Goal
Reproduce the entries in full, with no changes.

======== Given data ========

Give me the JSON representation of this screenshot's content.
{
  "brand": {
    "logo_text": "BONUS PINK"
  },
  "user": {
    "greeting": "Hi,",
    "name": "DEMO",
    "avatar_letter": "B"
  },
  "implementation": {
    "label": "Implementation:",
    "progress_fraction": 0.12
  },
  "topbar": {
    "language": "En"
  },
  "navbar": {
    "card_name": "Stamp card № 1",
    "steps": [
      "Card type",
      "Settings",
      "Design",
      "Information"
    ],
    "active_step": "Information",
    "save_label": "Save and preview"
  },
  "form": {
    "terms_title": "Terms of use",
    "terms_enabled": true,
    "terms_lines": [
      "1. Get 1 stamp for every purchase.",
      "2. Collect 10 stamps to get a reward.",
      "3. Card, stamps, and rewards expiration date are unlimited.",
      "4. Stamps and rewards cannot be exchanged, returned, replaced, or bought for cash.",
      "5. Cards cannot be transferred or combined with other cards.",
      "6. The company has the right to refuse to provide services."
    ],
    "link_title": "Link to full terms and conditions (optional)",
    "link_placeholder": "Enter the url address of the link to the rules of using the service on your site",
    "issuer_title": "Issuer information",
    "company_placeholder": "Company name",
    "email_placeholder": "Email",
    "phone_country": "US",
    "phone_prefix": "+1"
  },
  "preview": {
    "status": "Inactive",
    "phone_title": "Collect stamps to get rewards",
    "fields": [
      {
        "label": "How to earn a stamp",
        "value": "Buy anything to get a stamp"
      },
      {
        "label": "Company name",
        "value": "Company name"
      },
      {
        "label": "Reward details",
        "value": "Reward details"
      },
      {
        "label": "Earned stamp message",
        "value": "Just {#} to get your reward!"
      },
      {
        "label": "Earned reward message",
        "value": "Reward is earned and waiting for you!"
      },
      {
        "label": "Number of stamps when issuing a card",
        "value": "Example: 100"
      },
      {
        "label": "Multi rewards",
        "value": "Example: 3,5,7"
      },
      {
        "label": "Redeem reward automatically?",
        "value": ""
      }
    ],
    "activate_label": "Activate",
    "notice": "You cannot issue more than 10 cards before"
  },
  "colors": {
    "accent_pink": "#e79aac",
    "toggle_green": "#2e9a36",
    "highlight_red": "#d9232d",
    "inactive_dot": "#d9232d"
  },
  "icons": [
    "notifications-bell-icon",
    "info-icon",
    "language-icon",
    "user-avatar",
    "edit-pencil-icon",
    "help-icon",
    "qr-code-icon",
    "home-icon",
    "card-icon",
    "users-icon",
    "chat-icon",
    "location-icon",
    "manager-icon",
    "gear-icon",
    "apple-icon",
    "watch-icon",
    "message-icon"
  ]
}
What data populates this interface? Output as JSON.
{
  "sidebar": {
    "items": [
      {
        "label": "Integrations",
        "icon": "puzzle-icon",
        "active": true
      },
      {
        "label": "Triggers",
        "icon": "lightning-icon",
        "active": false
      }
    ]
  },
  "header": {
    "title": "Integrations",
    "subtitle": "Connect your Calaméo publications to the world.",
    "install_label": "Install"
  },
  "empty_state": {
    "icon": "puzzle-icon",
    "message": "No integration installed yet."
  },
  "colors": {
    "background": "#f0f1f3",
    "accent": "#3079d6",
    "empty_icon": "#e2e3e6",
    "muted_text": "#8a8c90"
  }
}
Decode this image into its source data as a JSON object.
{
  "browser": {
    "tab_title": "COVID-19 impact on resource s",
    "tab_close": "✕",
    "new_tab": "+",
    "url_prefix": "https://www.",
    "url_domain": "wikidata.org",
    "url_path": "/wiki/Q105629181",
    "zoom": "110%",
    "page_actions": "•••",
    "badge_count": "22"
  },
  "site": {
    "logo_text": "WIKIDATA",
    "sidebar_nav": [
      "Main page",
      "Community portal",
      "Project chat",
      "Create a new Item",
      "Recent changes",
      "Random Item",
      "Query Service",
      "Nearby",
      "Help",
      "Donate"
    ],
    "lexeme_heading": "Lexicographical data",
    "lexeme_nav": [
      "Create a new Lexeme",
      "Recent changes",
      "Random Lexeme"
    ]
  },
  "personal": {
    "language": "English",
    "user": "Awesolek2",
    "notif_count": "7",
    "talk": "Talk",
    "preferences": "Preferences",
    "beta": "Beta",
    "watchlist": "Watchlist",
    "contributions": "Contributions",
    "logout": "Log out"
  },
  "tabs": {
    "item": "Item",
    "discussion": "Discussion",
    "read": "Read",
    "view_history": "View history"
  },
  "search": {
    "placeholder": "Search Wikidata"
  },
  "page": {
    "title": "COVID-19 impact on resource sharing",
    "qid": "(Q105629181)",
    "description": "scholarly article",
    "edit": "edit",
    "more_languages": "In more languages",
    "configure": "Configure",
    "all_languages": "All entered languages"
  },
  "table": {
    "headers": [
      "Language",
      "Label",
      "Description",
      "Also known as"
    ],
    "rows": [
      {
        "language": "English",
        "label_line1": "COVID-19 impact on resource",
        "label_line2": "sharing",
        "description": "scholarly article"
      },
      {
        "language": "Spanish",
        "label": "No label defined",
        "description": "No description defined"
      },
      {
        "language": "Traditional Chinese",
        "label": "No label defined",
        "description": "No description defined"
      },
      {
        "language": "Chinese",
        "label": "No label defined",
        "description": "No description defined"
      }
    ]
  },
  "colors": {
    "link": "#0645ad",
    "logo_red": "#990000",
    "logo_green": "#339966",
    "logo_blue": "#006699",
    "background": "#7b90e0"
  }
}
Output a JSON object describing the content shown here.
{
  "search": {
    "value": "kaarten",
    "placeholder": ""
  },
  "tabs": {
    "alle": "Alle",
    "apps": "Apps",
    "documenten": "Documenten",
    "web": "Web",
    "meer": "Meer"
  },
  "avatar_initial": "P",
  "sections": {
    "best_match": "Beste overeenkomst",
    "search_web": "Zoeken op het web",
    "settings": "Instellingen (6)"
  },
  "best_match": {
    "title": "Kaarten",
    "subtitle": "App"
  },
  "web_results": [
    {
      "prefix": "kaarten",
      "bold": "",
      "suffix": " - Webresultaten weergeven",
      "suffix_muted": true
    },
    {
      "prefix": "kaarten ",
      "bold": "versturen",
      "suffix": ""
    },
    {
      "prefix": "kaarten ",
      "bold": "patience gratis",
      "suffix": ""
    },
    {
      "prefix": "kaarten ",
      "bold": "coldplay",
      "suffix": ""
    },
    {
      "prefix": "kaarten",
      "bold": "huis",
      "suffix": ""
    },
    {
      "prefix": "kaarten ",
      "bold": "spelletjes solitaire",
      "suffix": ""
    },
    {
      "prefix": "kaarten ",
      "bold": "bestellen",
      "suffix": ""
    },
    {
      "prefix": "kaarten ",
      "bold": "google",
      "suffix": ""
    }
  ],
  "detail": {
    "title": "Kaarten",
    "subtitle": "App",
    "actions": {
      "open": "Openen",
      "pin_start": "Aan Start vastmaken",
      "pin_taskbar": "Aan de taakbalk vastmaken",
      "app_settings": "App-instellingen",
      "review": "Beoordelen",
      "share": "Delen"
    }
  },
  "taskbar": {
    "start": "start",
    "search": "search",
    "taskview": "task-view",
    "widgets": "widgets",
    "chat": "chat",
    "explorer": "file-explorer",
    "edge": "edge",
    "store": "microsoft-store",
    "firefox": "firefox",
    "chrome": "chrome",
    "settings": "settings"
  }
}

========

The answer
Give me the JSON representation of this screenshot's content.
{
  "brand": {
    "logo_text": "BONUS PINK"
  },
  "user": {
    "greeting": "Hi,",
    "name": "DEMO",
    "avatar_letter": "B"
  },
  "implementation": {
    "label": "Implementation:",
    "progress_fraction": 0.12
  },
  "topbar": {
    "language": "En"
  },
  "navbar": {
    "card_name": "Stamp card № 1",
    "steps": [
      "Card type",
      "Settings",
      "Design",
      "Information"
    ],
    "active_step": "Information",
    "save_label": "Save and preview"
  },
  "form": {
    "terms_title": "Terms of use",
    "terms_enabled": true,
    "terms_lines": [
      "1. Get 1 stamp for every purchase.",
      "2. Collect 10 stamps to get a reward.",
      "3. Card, stamps, and rewards expiration date are unlimited.",
      "4. Stamps and rewards cannot be exchanged, returned, replaced, or bought for cash.",
      "5. Cards cannot be transferred or combined with other cards.",
      "6. The company has the right to refuse to provide services."
    ],
    "link_title": "Link to full terms and conditions (optional)",
    "link_placeholder": "Enter the url address of the link to the rules of using the service on your site",
    "issuer_title": "Issuer information",
    "company_placeholder": "Company name",
    "email_placeholder": "Email",
    "phone_country": "US",
    "phone_prefix": "+1"
  },
  "preview": {
    "status": "Inactive",
    "phone_title": "Collect stamps to get rewards",
    "fields": [
      {
        "label": "How to earn a stamp",
        "value": "Buy anything to get a stamp"
      },
      {
        "label": "Company name",
        "value": "Company name"
      },
      {
        "label": "Reward details",
        "value": "Reward details"
      },
      {
        "label": "Earned stamp message",
        "value": "Just {#} to get your reward!"
      },
      {
        "label": "Earned reward message",
        "value": "Reward is earned and waiting for you!"
      },
      {
        "label": "Number of stamps when issuing a card",
        "value": "Example: 100"
      },
      {
        "label": "Multi rewards",
        "value": "Example: 3,5,7"
      },
      {
        "label": "Redeem reward automatically?",
        "value": ""
      }
    ],
    "activate_label": "Activate",
    "notice": "You cannot issue more than 10 cards before"
  },
  "colors": {
    "accent_pink": "#e79aac",
    "toggle_green": "#2e9a36",
    "highlight_red": "#d9232d",
    "inactive_dot": "#d9232d"
  },
  "icons": [
    "notifications-bell-icon",
    "info-icon",
    "language-icon",
    "user-avatar",
    "edit-pencil-icon",
    "help-icon",
    "qr-code-icon",
    "home-icon",
    "card-icon",
    "users-icon",
    "chat-icon",
    "location-icon",
    "manager-icon",
    "gear-icon",
    "apple-icon",
    "watch-icon",
    "message-icon"
  ]
}
What data populates this interface? Output as JSON.
{
  "sidebar": {
    "items": [
      {
        "label": "Integrations",
        "icon": "puzzle-icon",
        "active": true
      },
      {
        "label": "Triggers",
        "icon": "lightning-icon",
        "active": false
      }
    ]
  },
  "header": {
    "title": "Integrations",
    "subtitle": "Connect your Calaméo publications to the world.",
    "install_label": "Install"
  },
  "empty_state": {
    "icon": "puzzle-icon",
    "message": "No integration installed yet."
  },
  "colors": {
    "background": "#f0f1f3",
    "accent": "#3079d6",
    "empty_icon": "#e2e3e6",
    "muted_text": "#8a8c90"
  }
}
Decode this image into its source data as a JSON object.
{
  "browser": {
    "tab_title": "COVID-19 impact on resource s",
    "tab_close": "✕",
    "new_tab": "+",
    "url_prefix": "https://www.",
    "url_domain": "wikidata.org",
    "url_path": "/wiki/Q105629181",
    "zoom": "110%",
    "page_actions": "•••",
    "badge_count": "22"
  },
  "site": {
    "logo_text": "WIKIDATA",
    "sidebar_nav": [
      "Main page",
      "Community portal",
      "Project chat",
      "Create a new Item",
      "Recent changes",
      "Random Item",
      "Query Service",
      "Nearby",
      "Help",
      "Donate"
    ],
    "lexeme_heading": "Lexicographical data",
    "lexeme_nav": [
      "Create a new Lexeme",
      "Recent changes",
      "Random Lexeme"
    ]
  },
  "personal": {
    "language": "English",
    "user": "Awesolek2",
    "notif_count": "7",
    "talk": "Talk",
    "preferences": "Preferences",
    "beta": "Beta",
    "watchlist": "Watchlist",
    "contributions": "Contributions",
    "logout": "Log out"
  },
  "tabs": {
    "item": "Item",
    "discussion": "Discussion",
    "read": "Read",
    "view_history": "View history"
  },
  "search": {
    "placeholder": "Search Wikidata"
  },
  "page": {
    "title": "COVID-19 impact on resource sharing",
    "qid": "(Q105629181)",
    "description": "scholarly article",
    "edit": "edit",
    "more_languages": "In more languages",
    "configure": "Configure",
    "all_languages": "All entered languages"
  },
  "table": {
    "headers": [
      "Language",
      "Label",
      "Description",
      "Also known as"
    ],
    "rows": [
      {
        "language": "English",
        "label_line1": "COVID-19 impact on resource",
        "label_line2": "sharing",
        "description": "scholarly article"
      },
      {
        "language": "Spanish",
        "label": "No label defined",
        "description": "No description defined"
      },
      {
        "language": "Traditional Chinese",
        "label": "No label defined",
        "description": "No description defined"
      },
      {
        "language": "Chinese",
        "label": "No label defined",
        "description": "No description defined"
      }
    ]
  },
  "colors": {
    "link": "#0645ad",
    "logo_red": "#990000",
    "logo_green": "#339966",
    "logo_blue": "#006699",
    "background": "#7b90e0"
  }
}
Output a JSON object describing the content shown here.
{
  "search": {
    "value": "kaarten",
    "placeholder": ""
  },
  "tabs": {
    "alle": "Alle",
    "apps": "Apps",
    "documenten": "Documenten",
    "web": "Web",
    "meer": "Meer"
  },
  "avatar_initial": "P",
  "sections": {
    "best_match": "Beste overeenkomst",
    "search_web": "Zoeken op het web",
    "settings": "Instellingen (6)"
  },
  "best_match": {
    "title": "Kaarten",
    "subtitle": "App"
  },
  "web_results": [
    {
      "prefix": "kaarten",
      "bold": "",
      "suffix": " - Webresultaten weergeven",
      "suffix_muted": true
    },
    {
      "prefix": "kaarten ",
      "bold": "versturen",
      "suffix": ""
    },
    {
      "prefix": "kaarten ",
      "bold": "patience gratis",
      "suffix": ""
    },
    {
      "prefix": "kaarten ",
      "bold": "coldplay",
      "suffix": ""
    },
    {
      "prefix": "kaarten",
      "bold": "huis",
      "suffix": ""
    },
    {
      "prefix": "kaarten ",
      "bold": "spelletjes solitaire",
      "suffix": ""
    },
    {
      "prefix": "kaarten ",
      "bold": "bestellen",
      "suffix": ""
    },
    {
      "prefix": "kaarten ",
      "bold": "google",
      "suffix": ""
    }
  ],
  "detail": {
    "title": "Kaarten",
    "subtitle": "App",
    "actions": {
      "open": "Openen",
      "pin_start": "Aan Start vastmaken",
      "pin_taskbar": "Aan de taakbalk vastmaken",
      "app_settings": "App-instellingen",
      "review": "Beoordelen",
      "share": "Delen"
    }
  },
  "taskbar": {
    "start": "start",
    "search": "search",
    "taskview": "task-view",
    "widgets": "widgets",
    "chat": "chat",
    "explorer": "file-explorer",
    "edge": "edge",
    "store": "microsoft-store",
    "firefox": "firefox",
    "chrome": "chrome",
    "settings": "settings"
  }
}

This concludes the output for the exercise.